(EXERCISE PROMPT): Write the material out again, line by line, exactly as it is.

◇ ◇ ◇ ◇ ◇

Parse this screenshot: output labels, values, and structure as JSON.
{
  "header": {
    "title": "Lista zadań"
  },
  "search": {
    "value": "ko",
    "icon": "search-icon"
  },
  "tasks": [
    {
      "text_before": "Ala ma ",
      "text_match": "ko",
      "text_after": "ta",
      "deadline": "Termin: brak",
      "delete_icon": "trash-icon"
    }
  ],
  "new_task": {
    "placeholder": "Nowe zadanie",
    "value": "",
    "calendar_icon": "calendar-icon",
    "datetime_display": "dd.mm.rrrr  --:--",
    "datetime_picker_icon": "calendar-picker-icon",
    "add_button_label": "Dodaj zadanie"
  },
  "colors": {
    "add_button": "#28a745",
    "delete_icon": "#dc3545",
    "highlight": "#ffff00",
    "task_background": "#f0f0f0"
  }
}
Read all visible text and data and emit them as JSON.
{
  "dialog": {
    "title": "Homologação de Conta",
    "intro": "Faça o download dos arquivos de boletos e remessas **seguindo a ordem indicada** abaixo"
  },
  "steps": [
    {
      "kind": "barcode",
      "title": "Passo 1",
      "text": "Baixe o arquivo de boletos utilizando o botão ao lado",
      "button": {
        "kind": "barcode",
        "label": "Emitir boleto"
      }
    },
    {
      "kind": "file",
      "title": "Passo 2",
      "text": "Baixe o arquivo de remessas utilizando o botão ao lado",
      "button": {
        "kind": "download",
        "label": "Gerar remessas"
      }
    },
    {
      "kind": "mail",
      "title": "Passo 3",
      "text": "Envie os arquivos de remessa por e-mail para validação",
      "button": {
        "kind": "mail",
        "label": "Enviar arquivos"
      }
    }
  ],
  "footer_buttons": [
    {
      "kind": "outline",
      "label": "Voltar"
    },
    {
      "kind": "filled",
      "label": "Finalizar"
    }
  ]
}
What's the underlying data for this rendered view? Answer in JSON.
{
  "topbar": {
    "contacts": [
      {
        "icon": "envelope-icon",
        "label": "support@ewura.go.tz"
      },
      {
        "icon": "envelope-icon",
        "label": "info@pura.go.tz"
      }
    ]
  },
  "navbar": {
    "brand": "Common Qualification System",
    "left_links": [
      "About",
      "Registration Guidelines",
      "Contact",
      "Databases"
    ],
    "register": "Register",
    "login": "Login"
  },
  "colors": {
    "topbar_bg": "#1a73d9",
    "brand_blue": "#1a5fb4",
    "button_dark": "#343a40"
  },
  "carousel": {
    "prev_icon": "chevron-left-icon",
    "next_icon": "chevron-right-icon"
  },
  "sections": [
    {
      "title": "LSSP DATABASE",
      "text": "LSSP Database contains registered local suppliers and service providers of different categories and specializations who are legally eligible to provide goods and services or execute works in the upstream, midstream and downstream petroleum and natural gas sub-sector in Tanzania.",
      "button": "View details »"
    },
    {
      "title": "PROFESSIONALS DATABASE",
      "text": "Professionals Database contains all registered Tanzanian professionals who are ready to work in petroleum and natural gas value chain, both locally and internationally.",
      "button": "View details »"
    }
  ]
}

◇ ◇ ◇ ◇ ◇

(RIGHT ANSWER):
Parse this screenshot: output labels, values, and structure as JSON.
{
  "header": {
    "title": "Lista zadań"
  },
  "search": {
    "value": "ko",
    "icon": "search-icon"
  },
  "tasks": [
    {
      "text_before": "Ala ma ",
      "text_match": "ko",
      "text_after": "ta",
      "deadline": "Termin: brak",
      "delete_icon": "trash-icon"
    }
  ],
  "new_task": {
    "placeholder": "Nowe zadanie",
    "value": "",
    "calendar_icon": "calendar-icon",
    "datetime_display": "dd.mm.rrrr  --:--",
    "datetime_picker_icon": "calendar-picker-icon",
    "add_button_label": "Dodaj zadanie"
  },
  "colors": {
    "add_button": "#28a745",
    "delete_icon": "#dc3545",
    "highlight": "#ffff00",
    "task_background": "#f0f0f0"
  }
}
Read all visible text and data and emit them as JSON.
{
  "dialog": {
    "title": "Homologação de Conta",
    "intro": "Faça o download dos arquivos de boletos e remessas **seguindo a ordem indicada** abaixo"
  },
  "steps": [
    {
      "kind": "barcode",
      "title": "Passo 1",
      "text": "Baixe o arquivo de boletos utilizando o botão ao lado",
      "button": {
        "kind": "barcode",
        "label": "Emitir boleto"
      }
    },
    {
      "kind": "file",
      "title": "Passo 2",
      "text": "Baixe o arquivo de remessas utilizando o botão ao lado",
      "button": {
        "kind": "download",
        "label": "Gerar remessas"
      }
    },
    {
      "kind": "mail",
      "title": "Passo 3",
      "text": "Envie os arquivos de remessa por e-mail para validação",
      "button": {
        "kind": "mail",
        "label": "Enviar arquivos"
      }
    }
  ],
  "footer_buttons": [
    {
      "kind": "outline",
      "label": "Voltar"
    },
    {
      "kind": "filled",
      "label": "Finalizar"
    }
  ]
}
What's the underlying data for this rendered view? Answer in JSON.
{
  "topbar": {
    "contacts": [
      {
        "icon": "envelope-icon",
        "label": "support@ewura.go.tz"
      },
      {
        "icon": "envelope-icon",
        "label": "info@pura.go.tz"
      }
    ]
  },
  "navbar": {
    "brand": "Common Qualification System",
    "left_links": [
      "About",
      "Registration Guidelines",
      "Contact",
      "Databases"
    ],
    "register": "Register",
    "login": "Login"
  },
  "colors": {
    "topbar_bg": "#1a73d9",
    "brand_blue": "#1a5fb4",
    "button_dark": "#343a40"
  },
  "carousel": {
    "prev_icon": "chevron-left-icon",
    "next_icon": "chevron-right-icon"
  },
  "sections": [
    {
      "title": "LSSP DATABASE",
      "text": "LSSP Database contains registered local suppliers and service providers of different categories and specializations who are legally eligible to provide goods and services or execute works in the upstream, midstream and downstream petroleum and natural gas sub-sector in Tanzania.",
      "button": "View details »"
    },
    {
      "title": "PROFESSIONALS DATABASE",
      "text": "Professionals Database contains all registered Tanzanian professionals who are ready to work in petroleum and natural gas value chain, both locally and internationally.",
      "button": "View details »"
    }
  ]
}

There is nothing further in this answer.